◆ WORK REQUIRED:
Transcribe every entry word for word, leaving out all images.
----- GIVEN ENTRIES -----
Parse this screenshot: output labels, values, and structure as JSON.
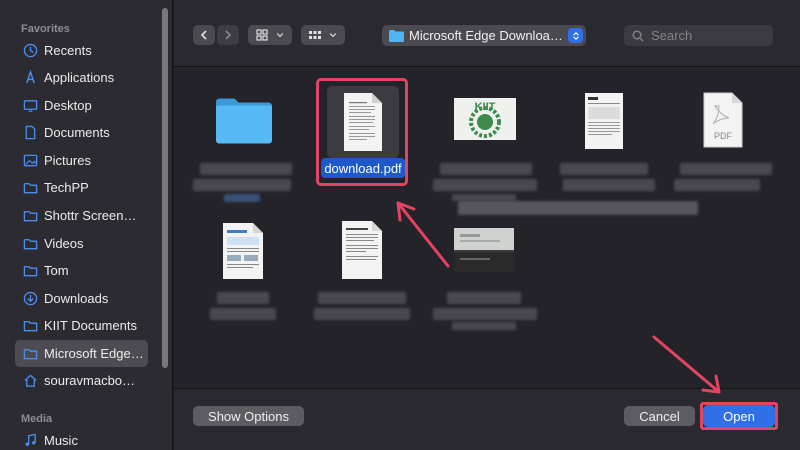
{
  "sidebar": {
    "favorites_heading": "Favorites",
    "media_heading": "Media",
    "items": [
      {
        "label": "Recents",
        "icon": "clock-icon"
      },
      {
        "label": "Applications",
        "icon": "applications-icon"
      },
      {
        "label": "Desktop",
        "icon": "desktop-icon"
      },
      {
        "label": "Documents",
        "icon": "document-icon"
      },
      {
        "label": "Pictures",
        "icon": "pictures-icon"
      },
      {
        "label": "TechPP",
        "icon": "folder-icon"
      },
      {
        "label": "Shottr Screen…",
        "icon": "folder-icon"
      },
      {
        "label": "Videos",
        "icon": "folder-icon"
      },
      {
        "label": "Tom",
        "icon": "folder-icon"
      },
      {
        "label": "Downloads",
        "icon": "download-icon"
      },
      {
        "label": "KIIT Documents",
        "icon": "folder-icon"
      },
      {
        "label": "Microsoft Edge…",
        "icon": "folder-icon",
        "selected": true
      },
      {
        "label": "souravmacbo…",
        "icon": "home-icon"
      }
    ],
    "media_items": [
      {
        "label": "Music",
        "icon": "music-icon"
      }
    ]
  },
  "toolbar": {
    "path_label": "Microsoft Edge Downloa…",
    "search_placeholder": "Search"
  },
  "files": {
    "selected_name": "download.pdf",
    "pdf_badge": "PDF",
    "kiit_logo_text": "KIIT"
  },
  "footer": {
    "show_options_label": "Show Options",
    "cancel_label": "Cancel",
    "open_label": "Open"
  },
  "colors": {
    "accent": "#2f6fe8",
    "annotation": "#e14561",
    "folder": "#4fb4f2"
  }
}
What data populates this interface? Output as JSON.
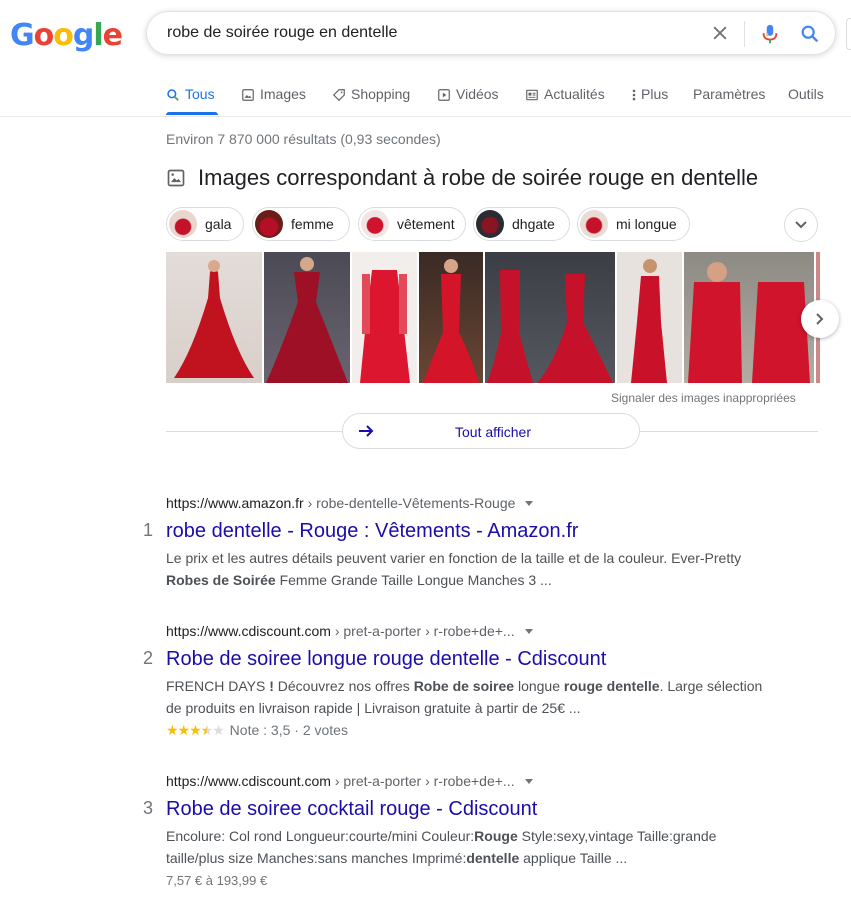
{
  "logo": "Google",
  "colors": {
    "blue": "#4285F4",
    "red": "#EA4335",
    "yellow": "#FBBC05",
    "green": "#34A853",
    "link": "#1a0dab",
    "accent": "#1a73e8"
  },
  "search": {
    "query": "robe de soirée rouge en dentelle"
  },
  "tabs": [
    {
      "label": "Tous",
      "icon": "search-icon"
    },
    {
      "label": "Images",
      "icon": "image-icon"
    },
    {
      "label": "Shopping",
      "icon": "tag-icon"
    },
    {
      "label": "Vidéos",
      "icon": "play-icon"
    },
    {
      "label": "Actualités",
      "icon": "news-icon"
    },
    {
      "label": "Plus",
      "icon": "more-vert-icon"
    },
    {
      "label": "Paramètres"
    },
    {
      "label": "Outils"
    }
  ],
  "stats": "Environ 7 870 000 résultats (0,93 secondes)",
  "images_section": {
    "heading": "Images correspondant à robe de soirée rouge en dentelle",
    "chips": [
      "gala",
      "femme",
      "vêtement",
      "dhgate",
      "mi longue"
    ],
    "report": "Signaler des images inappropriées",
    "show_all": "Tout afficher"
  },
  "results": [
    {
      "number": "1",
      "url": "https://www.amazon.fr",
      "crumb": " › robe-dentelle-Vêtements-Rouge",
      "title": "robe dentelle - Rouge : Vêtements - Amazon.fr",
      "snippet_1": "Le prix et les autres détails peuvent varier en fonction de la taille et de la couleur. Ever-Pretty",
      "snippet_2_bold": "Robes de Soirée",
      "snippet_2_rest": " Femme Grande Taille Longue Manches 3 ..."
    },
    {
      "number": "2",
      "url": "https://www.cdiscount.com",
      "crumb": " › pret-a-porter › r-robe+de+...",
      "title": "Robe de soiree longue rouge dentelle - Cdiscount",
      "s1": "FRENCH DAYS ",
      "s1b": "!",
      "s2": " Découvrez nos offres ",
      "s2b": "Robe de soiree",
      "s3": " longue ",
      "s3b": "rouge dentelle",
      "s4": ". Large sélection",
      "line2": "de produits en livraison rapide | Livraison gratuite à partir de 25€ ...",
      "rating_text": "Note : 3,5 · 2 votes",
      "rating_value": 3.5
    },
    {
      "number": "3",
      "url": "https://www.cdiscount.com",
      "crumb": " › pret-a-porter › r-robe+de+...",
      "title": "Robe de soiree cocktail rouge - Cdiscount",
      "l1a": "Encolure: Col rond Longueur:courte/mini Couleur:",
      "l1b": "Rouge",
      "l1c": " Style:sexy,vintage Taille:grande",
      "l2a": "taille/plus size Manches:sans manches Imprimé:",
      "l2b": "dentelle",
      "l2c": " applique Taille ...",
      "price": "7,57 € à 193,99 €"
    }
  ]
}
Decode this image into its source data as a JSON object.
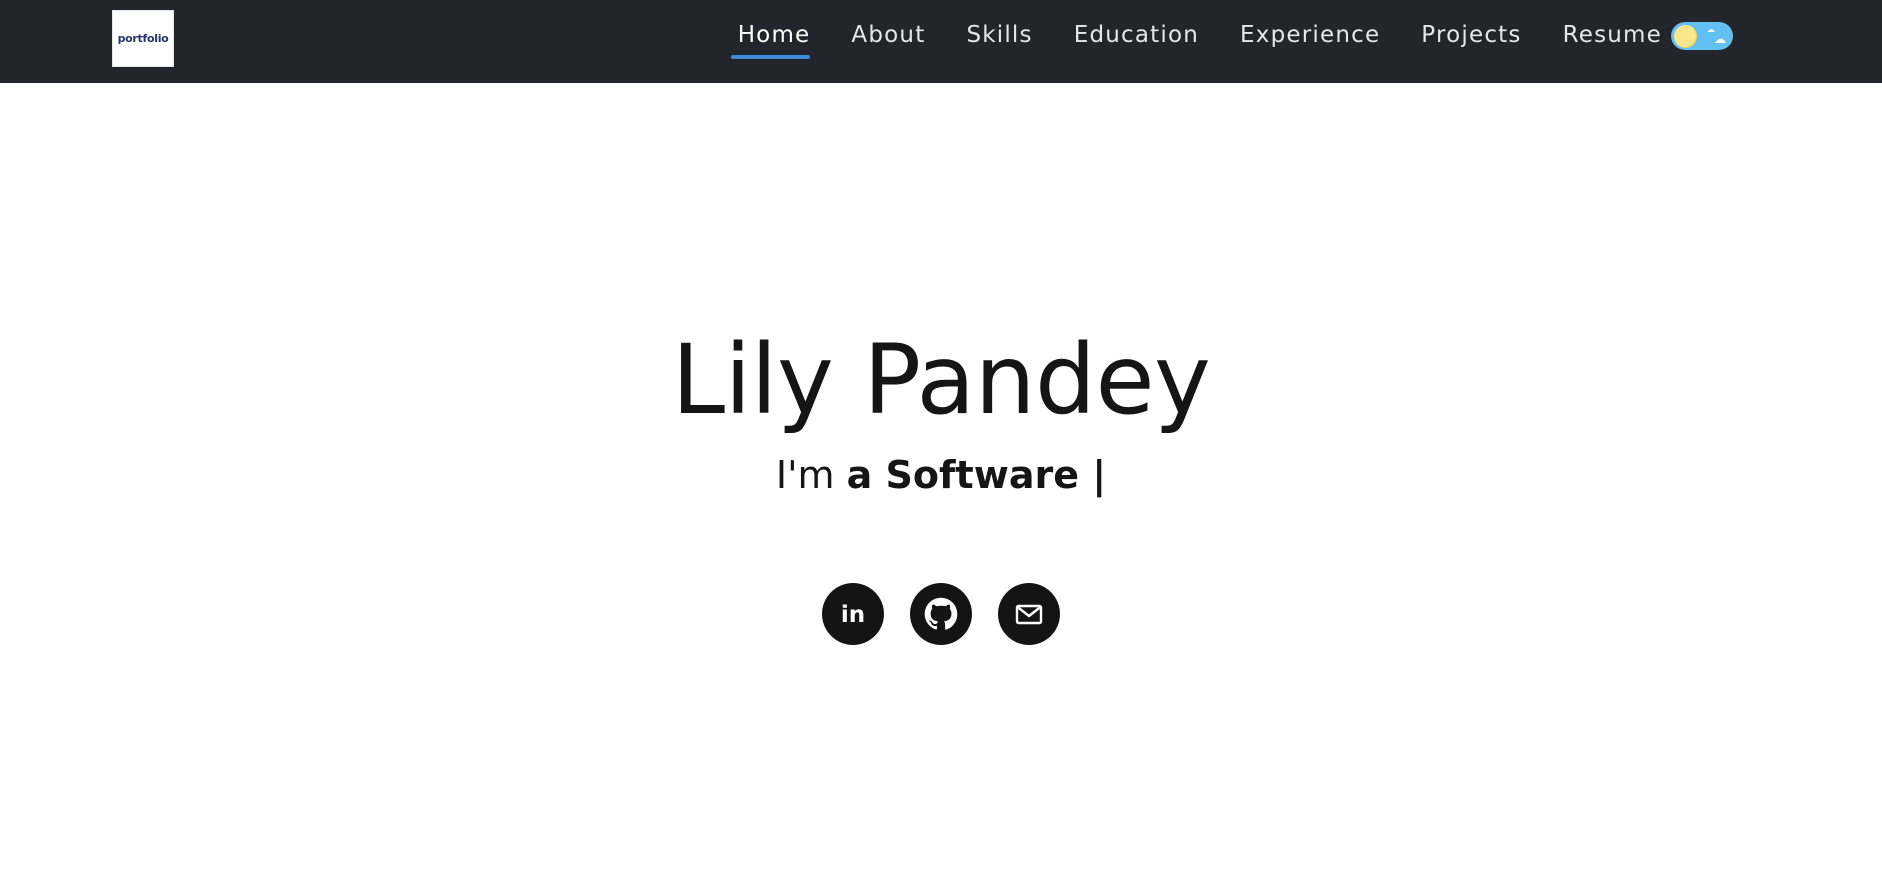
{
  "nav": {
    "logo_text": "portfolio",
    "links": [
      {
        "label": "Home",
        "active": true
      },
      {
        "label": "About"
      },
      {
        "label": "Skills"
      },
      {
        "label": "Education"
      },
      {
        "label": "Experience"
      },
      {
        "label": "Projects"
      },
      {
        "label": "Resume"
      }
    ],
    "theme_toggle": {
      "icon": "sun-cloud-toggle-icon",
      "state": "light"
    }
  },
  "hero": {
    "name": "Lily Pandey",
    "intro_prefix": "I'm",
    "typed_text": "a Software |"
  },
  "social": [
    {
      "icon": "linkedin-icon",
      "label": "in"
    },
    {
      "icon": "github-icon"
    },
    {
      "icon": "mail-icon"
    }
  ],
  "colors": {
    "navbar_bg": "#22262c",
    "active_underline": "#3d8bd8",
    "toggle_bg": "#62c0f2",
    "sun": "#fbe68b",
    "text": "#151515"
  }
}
-----
◆ RESULT:
Parse this screenshot: output labels, values, and structure as JSON.
{
  "sidebar": {
    "favorites_heading": "Favorites",
    "media_heading": "Media",
    "items": [
      {
        "label": "Recents",
        "icon": "clock-icon"
      },
      {
        "label": "Applications",
        "icon": "applications-icon"
      },
      {
        "label": "Desktop",
        "icon": "desktop-icon"
      },
      {
        "label": "Documents",
        "icon": "document-icon"
      },
      {
        "label": "Pictures",
        "icon": "pictures-icon"
      },
      {
        "label": "TechPP",
        "icon": "folder-icon"
      },
      {
        "label": "Shottr Screen…",
        "icon": "folder-icon"
      },
      {
        "label": "Videos",
        "icon": "folder-icon"
      },
      {
        "label": "Tom",
        "icon": "folder-icon"
      },
      {
        "label": "Downloads",
        "icon": "download-icon"
      },
      {
        "label": "KIIT Documents",
        "icon": "folder-icon"
      },
      {
        "label": "Microsoft Edge…",
        "icon": "folder-icon",
        "selected": true
      },
      {
        "label": "souravmacbo…",
        "icon": "home-icon"
      }
    ],
    "media_items": [
      {
        "label": "Music",
        "icon": "music-icon"
      }
    ]
  },
  "toolbar": {
    "path_label": "Microsoft Edge Downloa…",
    "search_placeholder": "Search"
  },
  "files": {
    "selected_name": "download.pdf",
    "pdf_badge": "PDF",
    "kiit_logo_text": "KIIT"
  },
  "footer": {
    "show_options_label": "Show Options",
    "cancel_label": "Cancel",
    "open_label": "Open"
  },
  "colors": {
    "accent": "#2f6fe8",
    "annotation": "#e14561",
    "folder": "#4fb4f2"
  }
}
What data populates this interface? Output as JSON.
{
  "logo": "Google",
  "colors": {
    "blue": "#4285F4",
    "red": "#EA4335",
    "yellow": "#FBBC05",
    "green": "#34A853",
    "link": "#1a0dab",
    "accent": "#1a73e8"
  },
  "search": {
    "query": "robe de soirée rouge en dentelle"
  },
  "tabs": [
    {
      "label": "Tous",
      "icon": "search-icon"
    },
    {
      "label": "Images",
      "icon": "image-icon"
    },
    {
      "label": "Shopping",
      "icon": "tag-icon"
    },
    {
      "label": "Vidéos",
      "icon": "play-icon"
    },
    {
      "label": "Actualités",
      "icon": "news-icon"
    },
    {
      "label": "Plus",
      "icon": "more-vert-icon"
    },
    {
      "label": "Paramètres"
    },
    {
      "label": "Outils"
    }
  ],
  "stats": "Environ 7 870 000 résultats (0,93 secondes)",
  "images_section": {
    "heading": "Images correspondant à robe de soirée rouge en dentelle",
    "chips": [
      "gala",
      "femme",
      "vêtement",
      "dhgate",
      "mi longue"
    ],
    "report": "Signaler des images inappropriées",
    "show_all": "Tout afficher"
  },
  "results": [
    {
      "number": "1",
      "url": "https://www.amazon.fr",
      "crumb": " › robe-dentelle-Vêtements-Rouge",
      "title": "robe dentelle - Rouge : Vêtements - Amazon.fr",
      "snippet_1": "Le prix et les autres détails peuvent varier en fonction de la taille et de la couleur. Ever-Pretty",
      "snippet_2_bold": "Robes de Soirée",
      "snippet_2_rest": " Femme Grande Taille Longue Manches 3 ..."
    },
    {
      "number": "2",
      "url": "https://www.cdiscount.com",
      "crumb": " › pret-a-porter › r-robe+de+...",
      "title": "Robe de soiree longue rouge dentelle - Cdiscount",
      "s1": "FRENCH DAYS ",
      "s1b": "!",
      "s2": " Découvrez nos offres ",
      "s2b": "Robe de soiree",
      "s3": " longue ",
      "s3b": "rouge dentelle",
      "s4": ". Large sélection",
      "line2": "de produits en livraison rapide | Livraison gratuite à partir de 25€ ...",
      "rating_text": "Note : 3,5 · 2 votes",
      "rating_value": 3.5
    },
    {
      "number": "3",
      "url": "https://www.cdiscount.com",
      "crumb": " › pret-a-porter › r-robe+de+...",
      "title": "Robe de soiree cocktail rouge - Cdiscount",
      "l1a": "Encolure: Col rond Longueur:courte/mini Couleur:",
      "l1b": "Rouge",
      "l1c": " Style:sexy,vintage Taille:grande",
      "l2a": "taille/plus size Manches:sans manches Imprimé:",
      "l2b": "dentelle",
      "l2c": " applique Taille ...",
      "price": "7,57 € à 193,99 €"
    }
  ]
}
Decode this image into its source data as a JSON object.
{
  "nav": {
    "logo_text": "portfolio",
    "links": [
      {
        "label": "Home",
        "active": true
      },
      {
        "label": "About"
      },
      {
        "label": "Skills"
      },
      {
        "label": "Education"
      },
      {
        "label": "Experience"
      },
      {
        "label": "Projects"
      },
      {
        "label": "Resume"
      }
    ],
    "theme_toggle": {
      "icon": "sun-cloud-toggle-icon",
      "state": "light"
    }
  },
  "hero": {
    "name": "Lily Pandey",
    "intro_prefix": "I'm",
    "typed_text": "a Software |"
  },
  "social": [
    {
      "icon": "linkedin-icon",
      "label": "in"
    },
    {
      "icon": "github-icon"
    },
    {
      "icon": "mail-icon"
    }
  ],
  "colors": {
    "navbar_bg": "#22262c",
    "active_underline": "#3d8bd8",
    "toggle_bg": "#62c0f2",
    "sun": "#fbe68b",
    "text": "#151515"
  }
}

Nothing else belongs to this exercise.